Records for the exercise:
(begin)

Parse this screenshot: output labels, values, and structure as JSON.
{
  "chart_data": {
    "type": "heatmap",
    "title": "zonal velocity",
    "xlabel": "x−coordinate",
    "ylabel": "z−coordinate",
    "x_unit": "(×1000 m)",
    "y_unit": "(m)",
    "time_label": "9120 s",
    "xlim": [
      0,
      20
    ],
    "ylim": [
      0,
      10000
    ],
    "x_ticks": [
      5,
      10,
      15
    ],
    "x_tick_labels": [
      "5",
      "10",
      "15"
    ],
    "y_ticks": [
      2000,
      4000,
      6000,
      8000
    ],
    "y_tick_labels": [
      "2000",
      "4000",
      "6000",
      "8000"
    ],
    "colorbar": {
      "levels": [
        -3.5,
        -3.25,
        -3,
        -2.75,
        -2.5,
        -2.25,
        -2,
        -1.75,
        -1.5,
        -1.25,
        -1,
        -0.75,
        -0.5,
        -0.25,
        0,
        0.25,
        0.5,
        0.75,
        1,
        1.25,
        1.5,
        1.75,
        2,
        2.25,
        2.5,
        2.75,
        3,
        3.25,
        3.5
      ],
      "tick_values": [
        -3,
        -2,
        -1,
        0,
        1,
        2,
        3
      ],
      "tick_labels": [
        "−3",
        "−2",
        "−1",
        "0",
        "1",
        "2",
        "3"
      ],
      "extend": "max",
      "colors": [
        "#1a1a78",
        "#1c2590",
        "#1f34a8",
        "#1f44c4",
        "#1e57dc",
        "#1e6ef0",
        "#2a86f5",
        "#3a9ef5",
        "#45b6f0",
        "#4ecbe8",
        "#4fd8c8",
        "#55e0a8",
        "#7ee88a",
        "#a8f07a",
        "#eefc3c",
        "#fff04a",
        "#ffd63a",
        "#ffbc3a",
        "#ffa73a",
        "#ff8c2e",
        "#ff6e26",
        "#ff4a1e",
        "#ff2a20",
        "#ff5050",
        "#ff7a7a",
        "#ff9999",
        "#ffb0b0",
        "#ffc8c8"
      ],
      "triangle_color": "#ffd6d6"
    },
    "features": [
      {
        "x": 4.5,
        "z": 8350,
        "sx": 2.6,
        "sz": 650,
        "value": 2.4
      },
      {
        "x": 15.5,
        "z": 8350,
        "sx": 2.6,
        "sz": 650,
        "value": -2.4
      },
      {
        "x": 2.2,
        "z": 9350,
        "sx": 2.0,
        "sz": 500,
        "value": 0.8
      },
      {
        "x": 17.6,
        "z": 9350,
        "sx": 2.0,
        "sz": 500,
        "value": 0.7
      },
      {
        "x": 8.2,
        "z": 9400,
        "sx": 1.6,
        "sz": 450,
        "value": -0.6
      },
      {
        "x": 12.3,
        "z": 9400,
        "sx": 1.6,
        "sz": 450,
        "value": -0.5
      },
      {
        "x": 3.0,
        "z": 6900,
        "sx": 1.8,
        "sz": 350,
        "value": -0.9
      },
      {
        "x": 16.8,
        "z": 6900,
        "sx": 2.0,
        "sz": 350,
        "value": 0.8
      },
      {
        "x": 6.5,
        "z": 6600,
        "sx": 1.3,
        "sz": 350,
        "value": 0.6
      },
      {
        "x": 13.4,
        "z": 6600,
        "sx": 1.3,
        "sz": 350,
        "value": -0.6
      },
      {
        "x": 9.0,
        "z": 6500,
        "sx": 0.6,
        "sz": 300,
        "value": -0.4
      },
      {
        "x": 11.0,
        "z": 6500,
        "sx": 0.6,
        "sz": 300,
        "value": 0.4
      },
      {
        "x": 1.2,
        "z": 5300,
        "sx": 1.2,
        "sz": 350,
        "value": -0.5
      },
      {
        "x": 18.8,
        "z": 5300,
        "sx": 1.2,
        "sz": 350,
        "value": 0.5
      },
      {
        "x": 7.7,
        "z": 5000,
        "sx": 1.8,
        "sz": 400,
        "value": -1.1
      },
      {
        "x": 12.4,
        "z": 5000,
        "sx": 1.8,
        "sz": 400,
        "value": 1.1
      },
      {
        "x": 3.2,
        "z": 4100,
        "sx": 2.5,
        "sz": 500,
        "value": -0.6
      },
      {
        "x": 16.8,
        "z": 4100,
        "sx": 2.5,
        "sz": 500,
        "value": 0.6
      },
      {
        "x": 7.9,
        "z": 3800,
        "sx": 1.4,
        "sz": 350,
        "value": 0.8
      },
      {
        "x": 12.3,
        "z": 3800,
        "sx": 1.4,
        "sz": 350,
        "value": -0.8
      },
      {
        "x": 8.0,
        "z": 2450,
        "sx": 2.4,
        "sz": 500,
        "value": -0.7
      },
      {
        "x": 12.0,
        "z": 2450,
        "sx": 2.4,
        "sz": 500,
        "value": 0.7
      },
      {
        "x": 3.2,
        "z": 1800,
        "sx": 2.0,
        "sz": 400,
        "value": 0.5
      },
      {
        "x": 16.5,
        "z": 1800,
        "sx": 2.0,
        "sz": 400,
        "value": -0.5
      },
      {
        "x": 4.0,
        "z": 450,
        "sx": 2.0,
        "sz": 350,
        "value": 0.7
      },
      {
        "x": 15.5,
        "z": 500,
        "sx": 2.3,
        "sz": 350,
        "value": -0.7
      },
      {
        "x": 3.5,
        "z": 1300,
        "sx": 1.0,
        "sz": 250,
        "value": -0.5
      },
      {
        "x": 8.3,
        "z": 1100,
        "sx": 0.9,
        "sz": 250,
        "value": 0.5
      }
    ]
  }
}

(end)

Work to be completed: In the records shown above, how many lines include the word "coordinate"? Answer with the number only.

Task solution: 2